(Task goal) Restate the whole listing exactly.

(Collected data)
--------------------

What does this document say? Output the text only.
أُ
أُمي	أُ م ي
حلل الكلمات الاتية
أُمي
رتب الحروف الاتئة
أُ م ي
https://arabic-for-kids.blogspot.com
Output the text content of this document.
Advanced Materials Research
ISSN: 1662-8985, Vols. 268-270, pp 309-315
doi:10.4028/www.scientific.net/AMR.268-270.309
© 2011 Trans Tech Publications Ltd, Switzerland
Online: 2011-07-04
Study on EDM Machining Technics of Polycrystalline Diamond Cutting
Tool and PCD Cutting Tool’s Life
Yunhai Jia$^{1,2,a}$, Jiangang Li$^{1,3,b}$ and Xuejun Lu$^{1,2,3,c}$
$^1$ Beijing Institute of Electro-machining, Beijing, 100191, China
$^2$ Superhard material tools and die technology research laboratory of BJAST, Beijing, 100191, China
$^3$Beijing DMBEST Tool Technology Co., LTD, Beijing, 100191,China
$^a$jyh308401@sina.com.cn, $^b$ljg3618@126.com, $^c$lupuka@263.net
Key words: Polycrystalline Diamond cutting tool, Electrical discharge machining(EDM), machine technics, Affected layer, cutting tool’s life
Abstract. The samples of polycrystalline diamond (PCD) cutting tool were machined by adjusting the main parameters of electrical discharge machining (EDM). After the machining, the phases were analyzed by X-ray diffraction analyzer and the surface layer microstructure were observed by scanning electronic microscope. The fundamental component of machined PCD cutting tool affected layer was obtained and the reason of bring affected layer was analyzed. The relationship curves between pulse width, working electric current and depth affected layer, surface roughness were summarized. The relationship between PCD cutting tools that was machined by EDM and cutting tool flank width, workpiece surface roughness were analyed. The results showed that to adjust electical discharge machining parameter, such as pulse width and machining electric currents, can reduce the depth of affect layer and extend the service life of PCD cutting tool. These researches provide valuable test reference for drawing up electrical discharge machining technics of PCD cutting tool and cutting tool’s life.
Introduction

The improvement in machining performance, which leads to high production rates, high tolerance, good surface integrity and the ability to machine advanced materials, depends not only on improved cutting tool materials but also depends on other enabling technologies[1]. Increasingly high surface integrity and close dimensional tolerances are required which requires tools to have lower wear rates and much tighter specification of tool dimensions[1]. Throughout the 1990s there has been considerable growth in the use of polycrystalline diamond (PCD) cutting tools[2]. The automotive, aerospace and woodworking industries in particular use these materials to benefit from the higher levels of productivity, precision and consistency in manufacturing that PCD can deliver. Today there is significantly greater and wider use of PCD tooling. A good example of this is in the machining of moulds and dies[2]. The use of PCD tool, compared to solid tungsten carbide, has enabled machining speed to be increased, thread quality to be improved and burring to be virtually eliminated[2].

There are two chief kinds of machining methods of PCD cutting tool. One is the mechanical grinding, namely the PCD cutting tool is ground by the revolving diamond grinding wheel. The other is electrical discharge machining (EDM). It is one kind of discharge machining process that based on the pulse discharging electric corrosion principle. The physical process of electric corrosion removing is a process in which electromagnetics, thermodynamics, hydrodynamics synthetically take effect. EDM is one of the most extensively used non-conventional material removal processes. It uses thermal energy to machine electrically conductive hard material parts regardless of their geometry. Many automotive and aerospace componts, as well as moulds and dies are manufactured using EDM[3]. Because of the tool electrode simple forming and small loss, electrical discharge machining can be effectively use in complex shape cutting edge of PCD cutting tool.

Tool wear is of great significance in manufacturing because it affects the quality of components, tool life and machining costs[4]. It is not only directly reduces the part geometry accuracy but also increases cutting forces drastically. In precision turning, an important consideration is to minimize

--------------------

(Solution to this problem)
What does this document say? Output the text only.
أُ
أُمي	أُ م ي
حلل الكلمات الاتية
أُمي
رتب الحروف الاتئة
أُ م ي
https://arabic-for-kids.blogspot.com
Output the text content of this document.
Advanced Materials Research
ISSN: 1662-8985, Vols. 268-270, pp 309-315
doi:10.4028/www.scientific.net/AMR.268-270.309
© 2011 Trans Tech Publications Ltd, Switzerland
Online: 2011-07-04
Study on EDM Machining Technics of Polycrystalline Diamond Cutting
Tool and PCD Cutting Tool’s Life
Yunhai Jia$^{1,2,a}$, Jiangang Li$^{1,3,b}$ and Xuejun Lu$^{1,2,3,c}$
$^1$ Beijing Institute of Electro-machining, Beijing, 100191, China
$^2$ Superhard material tools and die technology research laboratory of BJAST, Beijing, 100191, China
$^3$Beijing DMBEST Tool Technology Co., LTD, Beijing, 100191,China
$^a$jyh308401@sina.com.cn, $^b$ljg3618@126.com, $^c$lupuka@263.net
Key words: Polycrystalline Diamond cutting tool, Electrical discharge machining(EDM), machine technics, Affected layer, cutting tool’s life
Abstract. The samples of polycrystalline diamond (PCD) cutting tool were machined by adjusting the main parameters of electrical discharge machining (EDM). After the machining, the phases were analyzed by X-ray diffraction analyzer and the surface layer microstructure were observed by scanning electronic microscope. The fundamental component of machined PCD cutting tool affected layer was obtained and the reason of bring affected layer was analyzed. The relationship curves between pulse width, working electric current and depth affected layer, surface roughness were summarized. The relationship between PCD cutting tools that was machined by EDM and cutting tool flank width, workpiece surface roughness were analyed. The results showed that to adjust electical discharge machining parameter, such as pulse width and machining electric currents, can reduce the depth of affect layer and extend the service life of PCD cutting tool. These researches provide valuable test reference for drawing up electrical discharge machining technics of PCD cutting tool and cutting tool’s life.
Introduction

The improvement in machining performance, which leads to high production rates, high tolerance, good surface integrity and the ability to machine advanced materials, depends not only on improved cutting tool materials but also depends on other enabling technologies[1]. Increasingly high surface integrity and close dimensional tolerances are required which requires tools to have lower wear rates and much tighter specification of tool dimensions[1]. Throughout the 1990s there has been considerable growth in the use of polycrystalline diamond (PCD) cutting tools[2]. The automotive, aerospace and woodworking industries in particular use these materials to benefit from the higher levels of productivity, precision and consistency in manufacturing that PCD can deliver. Today there is significantly greater and wider use of PCD tooling. A good example of this is in the machining of moulds and dies[2]. The use of PCD tool, compared to solid tungsten carbide, has enabled machining speed to be increased, thread quality to be improved and burring to be virtually eliminated[2].

There are two chief kinds of machining methods of PCD cutting tool. One is the mechanical grinding, namely the PCD cutting tool is ground by the revolving diamond grinding wheel. The other is electrical discharge machining (EDM). It is one kind of discharge machining process that based on the pulse discharging electric corrosion principle. The physical process of electric corrosion removing is a process in which electromagnetics, thermodynamics, hydrodynamics synthetically take effect. EDM is one of the most extensively used non-conventional material removal processes. It uses thermal energy to machine electrically conductive hard material parts regardless of their geometry. Many automotive and aerospace componts, as well as moulds and dies are manufactured using EDM[3]. Because of the tool electrode simple forming and small loss, electrical discharge machining can be effectively use in complex shape cutting edge of PCD cutting tool.

Tool wear is of great significance in manufacturing because it affects the quality of components, tool life and machining costs[4]. It is not only directly reduces the part geometry accuracy but also increases cutting forces drastically. In precision turning, an important consideration is to minimize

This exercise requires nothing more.